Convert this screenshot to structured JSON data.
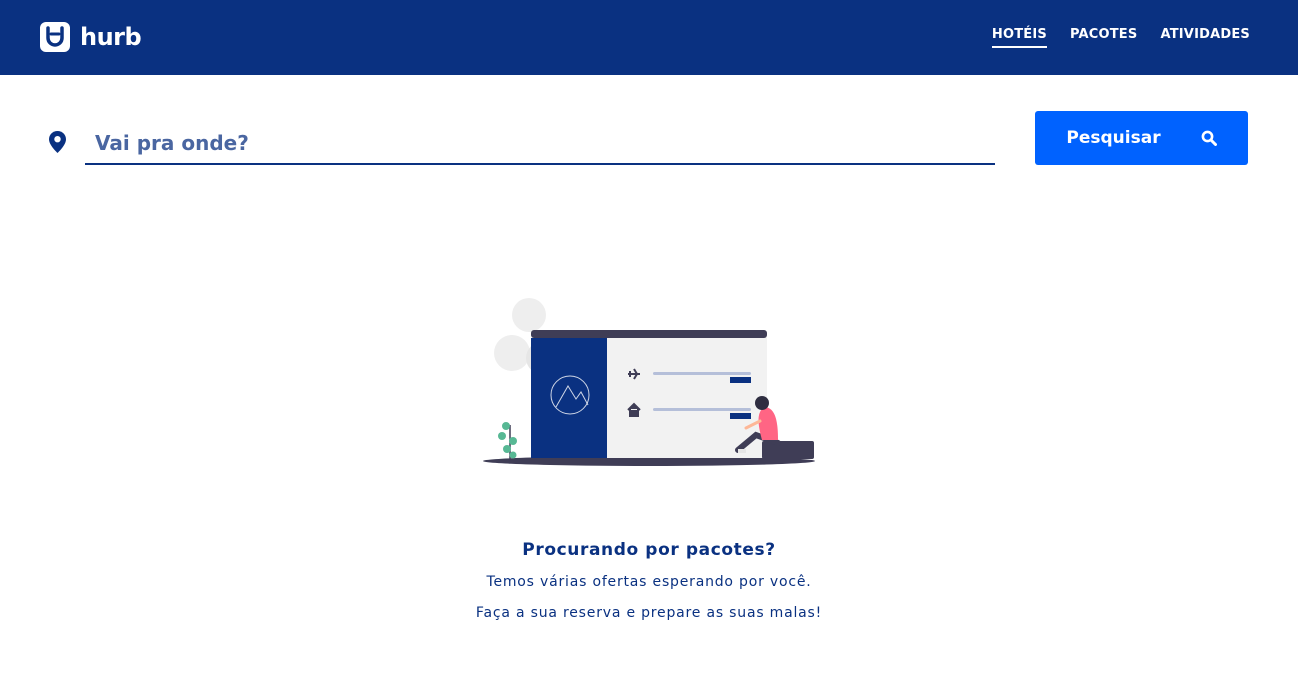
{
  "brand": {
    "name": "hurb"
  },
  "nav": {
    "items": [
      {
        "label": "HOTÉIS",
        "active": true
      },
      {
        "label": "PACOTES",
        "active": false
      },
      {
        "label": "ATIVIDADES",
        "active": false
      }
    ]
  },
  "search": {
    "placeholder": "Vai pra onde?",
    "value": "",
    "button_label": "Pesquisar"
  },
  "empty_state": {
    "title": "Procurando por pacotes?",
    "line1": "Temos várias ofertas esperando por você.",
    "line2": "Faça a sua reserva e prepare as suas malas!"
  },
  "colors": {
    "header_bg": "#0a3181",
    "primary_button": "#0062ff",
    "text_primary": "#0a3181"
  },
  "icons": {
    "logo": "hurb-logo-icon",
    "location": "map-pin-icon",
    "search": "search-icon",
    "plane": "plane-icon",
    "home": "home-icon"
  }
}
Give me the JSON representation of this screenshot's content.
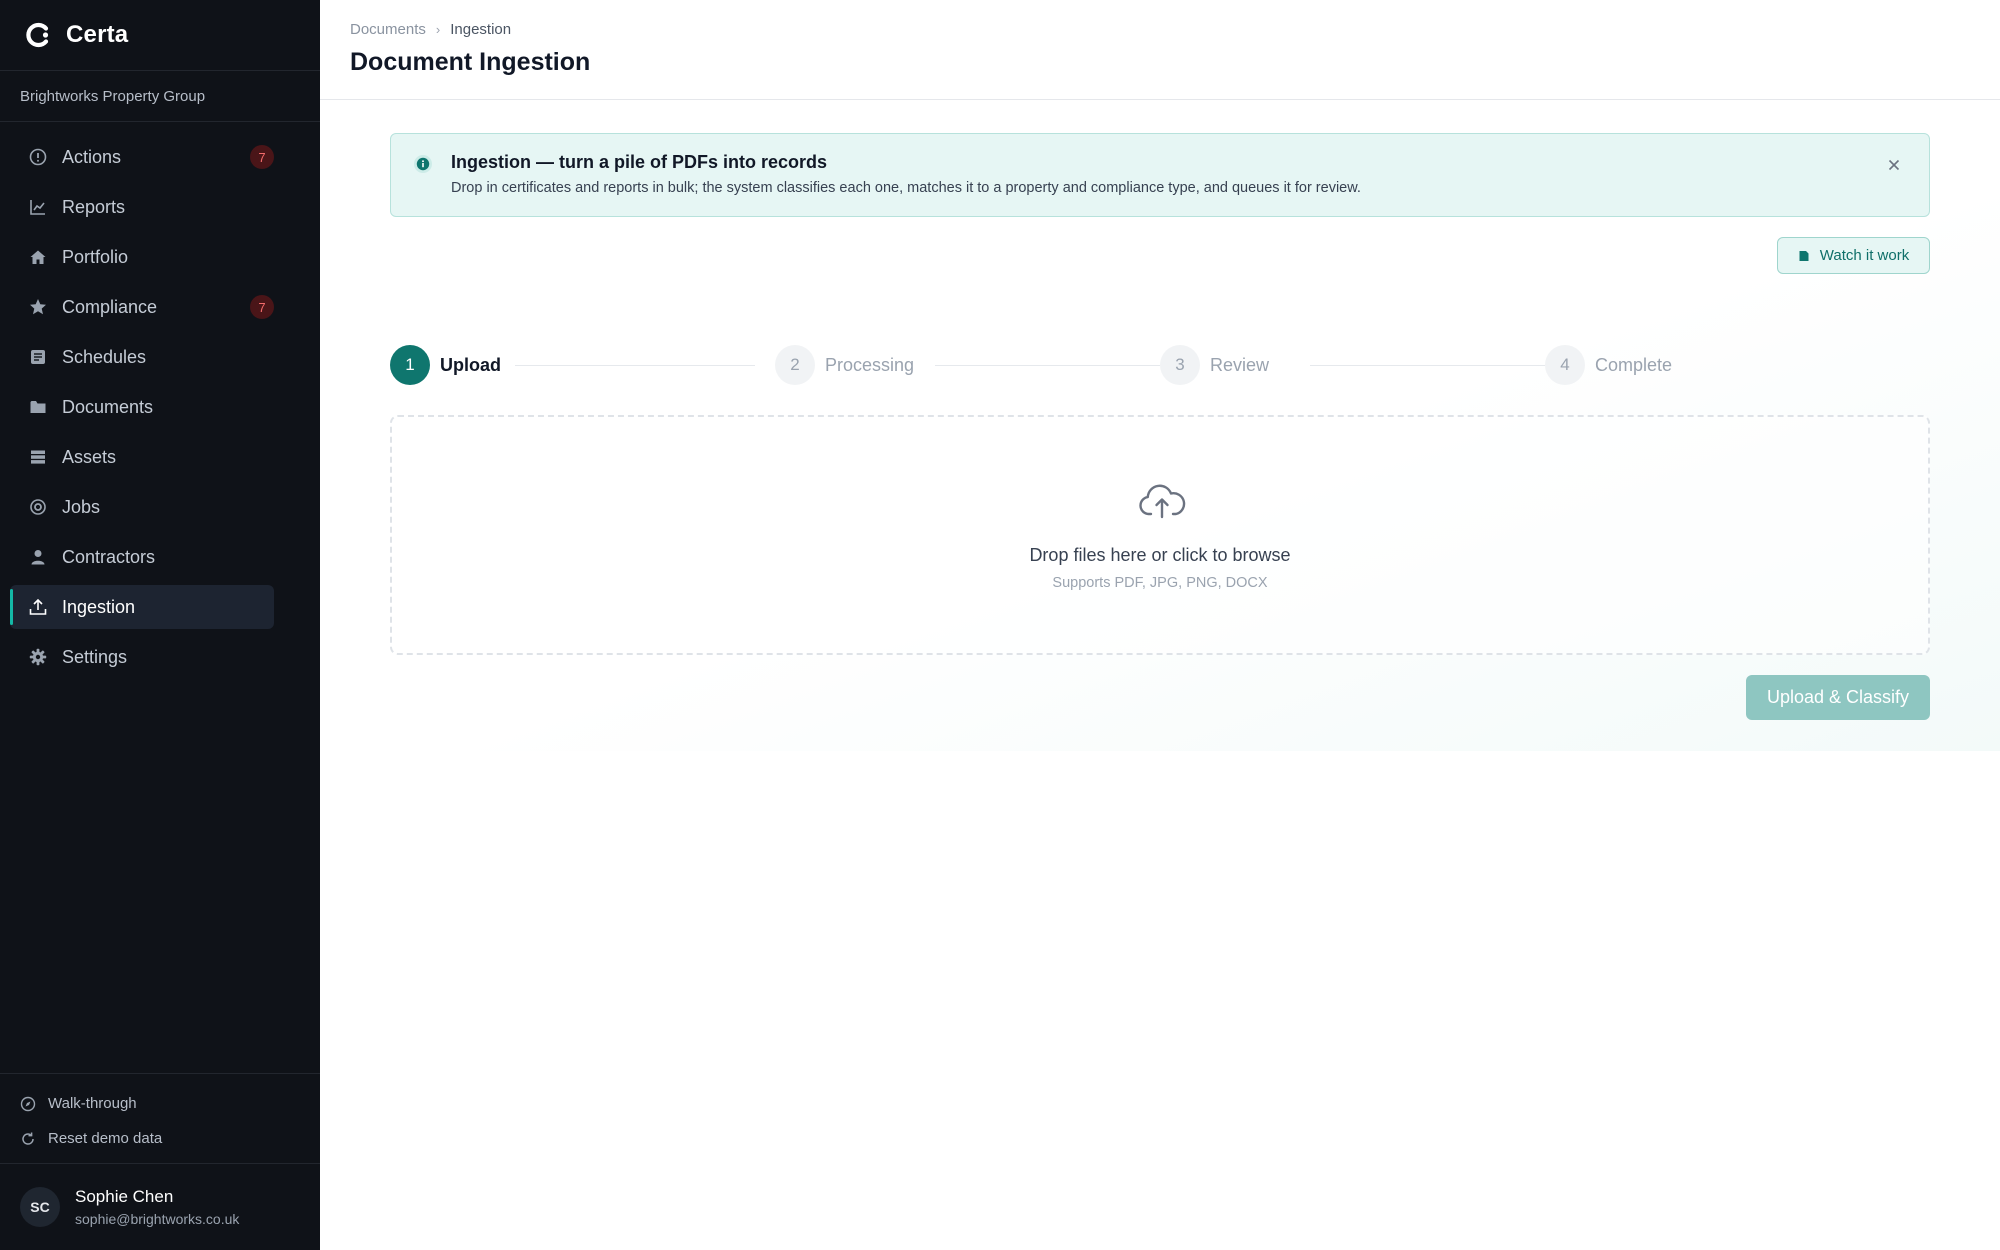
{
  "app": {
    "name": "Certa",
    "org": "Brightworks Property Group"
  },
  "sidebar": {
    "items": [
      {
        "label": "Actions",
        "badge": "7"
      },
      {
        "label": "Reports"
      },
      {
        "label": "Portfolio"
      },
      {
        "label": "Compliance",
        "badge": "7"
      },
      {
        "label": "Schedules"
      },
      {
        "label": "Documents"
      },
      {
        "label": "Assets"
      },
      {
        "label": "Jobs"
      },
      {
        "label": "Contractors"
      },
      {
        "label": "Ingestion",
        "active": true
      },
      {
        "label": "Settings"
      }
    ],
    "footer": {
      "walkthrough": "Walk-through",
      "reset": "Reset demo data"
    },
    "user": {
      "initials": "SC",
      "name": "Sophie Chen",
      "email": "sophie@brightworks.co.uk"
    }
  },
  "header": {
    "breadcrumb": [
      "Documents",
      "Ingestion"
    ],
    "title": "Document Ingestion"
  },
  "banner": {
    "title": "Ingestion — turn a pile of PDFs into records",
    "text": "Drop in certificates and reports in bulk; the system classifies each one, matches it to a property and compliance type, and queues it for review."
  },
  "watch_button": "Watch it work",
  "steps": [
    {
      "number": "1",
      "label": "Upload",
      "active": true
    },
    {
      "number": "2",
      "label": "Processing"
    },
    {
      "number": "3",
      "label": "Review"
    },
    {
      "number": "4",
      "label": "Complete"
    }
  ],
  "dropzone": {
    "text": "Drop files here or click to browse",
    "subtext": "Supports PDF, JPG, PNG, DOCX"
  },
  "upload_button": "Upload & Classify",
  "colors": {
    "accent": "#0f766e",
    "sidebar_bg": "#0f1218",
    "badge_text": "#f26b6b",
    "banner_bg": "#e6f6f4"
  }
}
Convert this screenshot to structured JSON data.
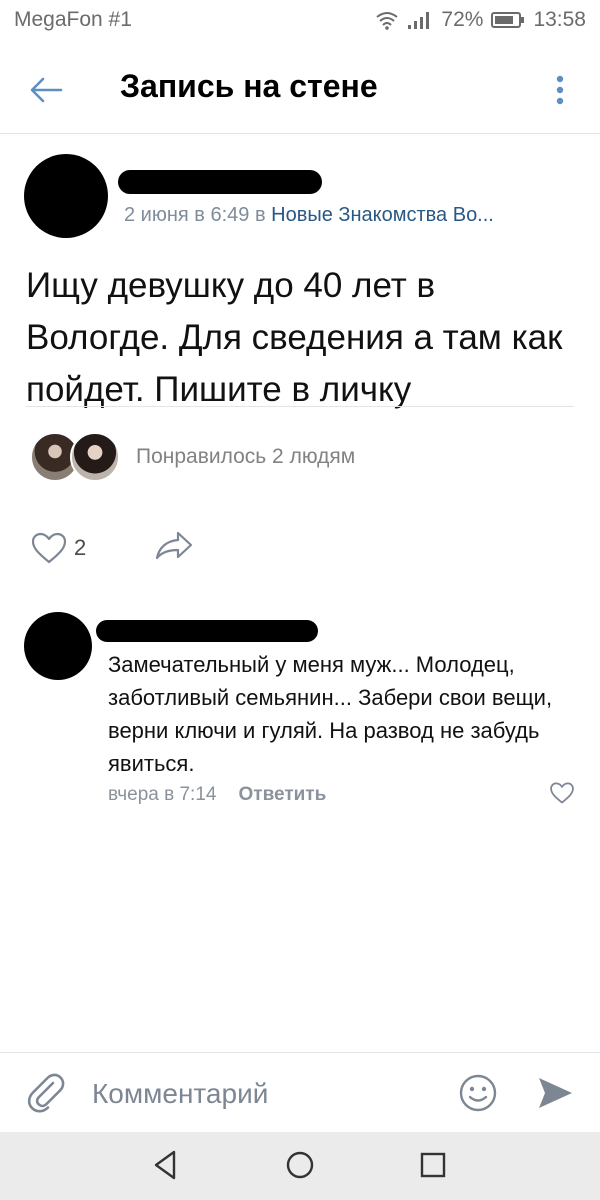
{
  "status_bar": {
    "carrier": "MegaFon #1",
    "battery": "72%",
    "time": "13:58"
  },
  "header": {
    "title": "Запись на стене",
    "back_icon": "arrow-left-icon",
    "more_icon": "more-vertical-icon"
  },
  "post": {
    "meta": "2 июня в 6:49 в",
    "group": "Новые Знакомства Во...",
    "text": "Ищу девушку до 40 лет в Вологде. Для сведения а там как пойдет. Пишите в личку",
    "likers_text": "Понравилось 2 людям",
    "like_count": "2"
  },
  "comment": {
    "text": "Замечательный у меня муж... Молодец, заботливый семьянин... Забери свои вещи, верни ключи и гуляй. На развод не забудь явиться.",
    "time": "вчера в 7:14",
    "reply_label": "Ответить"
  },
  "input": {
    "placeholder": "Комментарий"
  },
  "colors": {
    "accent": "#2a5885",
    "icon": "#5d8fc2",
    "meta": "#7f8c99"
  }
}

============================================================

STATED TASK:
Every record above should come back exactly, but without its pictures.

TASK SOLUTION:
Convert this screenshot to structured JSON data.
{
  "brand": {
    "name": "hurb"
  },
  "nav": {
    "items": [
      {
        "label": "HOTÉIS",
        "active": true
      },
      {
        "label": "PACOTES",
        "active": false
      },
      {
        "label": "ATIVIDADES",
        "active": false
      }
    ]
  },
  "search": {
    "placeholder": "Vai pra onde?",
    "value": "",
    "button_label": "Pesquisar"
  },
  "empty_state": {
    "title": "Procurando por pacotes?",
    "line1": "Temos várias ofertas esperando por você.",
    "line2": "Faça a sua reserva e prepare as suas malas!"
  },
  "colors": {
    "header_bg": "#0a3181",
    "primary_button": "#0062ff",
    "text_primary": "#0a3181"
  },
  "icons": {
    "logo": "hurb-logo-icon",
    "location": "map-pin-icon",
    "search": "search-icon",
    "plane": "plane-icon",
    "home": "home-icon"
  }
}
Give me the JSON representation of this screenshot's content.
{
  "app": {
    "name": "Certa",
    "org": "Brightworks Property Group"
  },
  "sidebar": {
    "items": [
      {
        "label": "Actions",
        "badge": "7"
      },
      {
        "label": "Reports"
      },
      {
        "label": "Portfolio"
      },
      {
        "label": "Compliance",
        "badge": "7"
      },
      {
        "label": "Schedules"
      },
      {
        "label": "Documents"
      },
      {
        "label": "Assets"
      },
      {
        "label": "Jobs"
      },
      {
        "label": "Contractors"
      },
      {
        "label": "Ingestion",
        "active": true
      },
      {
        "label": "Settings"
      }
    ],
    "footer": {
      "walkthrough": "Walk-through",
      "reset": "Reset demo data"
    },
    "user": {
      "initials": "SC",
      "name": "Sophie Chen",
      "email": "sophie@brightworks.co.uk"
    }
  },
  "header": {
    "breadcrumb": [
      "Documents",
      "Ingestion"
    ],
    "title": "Document Ingestion"
  },
  "banner": {
    "title": "Ingestion — turn a pile of PDFs into records",
    "text": "Drop in certificates and reports in bulk; the system classifies each one, matches it to a property and compliance type, and queues it for review."
  },
  "watch_button": "Watch it work",
  "steps": [
    {
      "number": "1",
      "label": "Upload",
      "active": true
    },
    {
      "number": "2",
      "label": "Processing"
    },
    {
      "number": "3",
      "label": "Review"
    },
    {
      "number": "4",
      "label": "Complete"
    }
  ],
  "dropzone": {
    "text": "Drop files here or click to browse",
    "subtext": "Supports PDF, JPG, PNG, DOCX"
  },
  "upload_button": "Upload & Classify",
  "colors": {
    "accent": "#0f766e",
    "sidebar_bg": "#0f1218",
    "badge_text": "#f26b6b",
    "banner_bg": "#e6f6f4"
  }
}
Convert this screenshot to structured JSON data.
{
  "status_bar": {
    "carrier": "MegaFon #1",
    "battery": "72%",
    "time": "13:58"
  },
  "header": {
    "title": "Запись на стене",
    "back_icon": "arrow-left-icon",
    "more_icon": "more-vertical-icon"
  },
  "post": {
    "meta": "2 июня в 6:49 в",
    "group": "Новые Знакомства Во...",
    "text": "Ищу девушку до 40 лет в Вологде. Для сведения а там как пойдет. Пишите в личку",
    "likers_text": "Понравилось 2 людям",
    "like_count": "2"
  },
  "comment": {
    "text": "Замечательный у меня муж... Молодец, заботливый семьянин... Забери свои вещи, верни ключи и гуляй. На развод не забудь явиться.",
    "time": "вчера в 7:14",
    "reply_label": "Ответить"
  },
  "input": {
    "placeholder": "Комментарий"
  },
  "colors": {
    "accent": "#2a5885",
    "icon": "#5d8fc2",
    "meta": "#7f8c99"
  }
}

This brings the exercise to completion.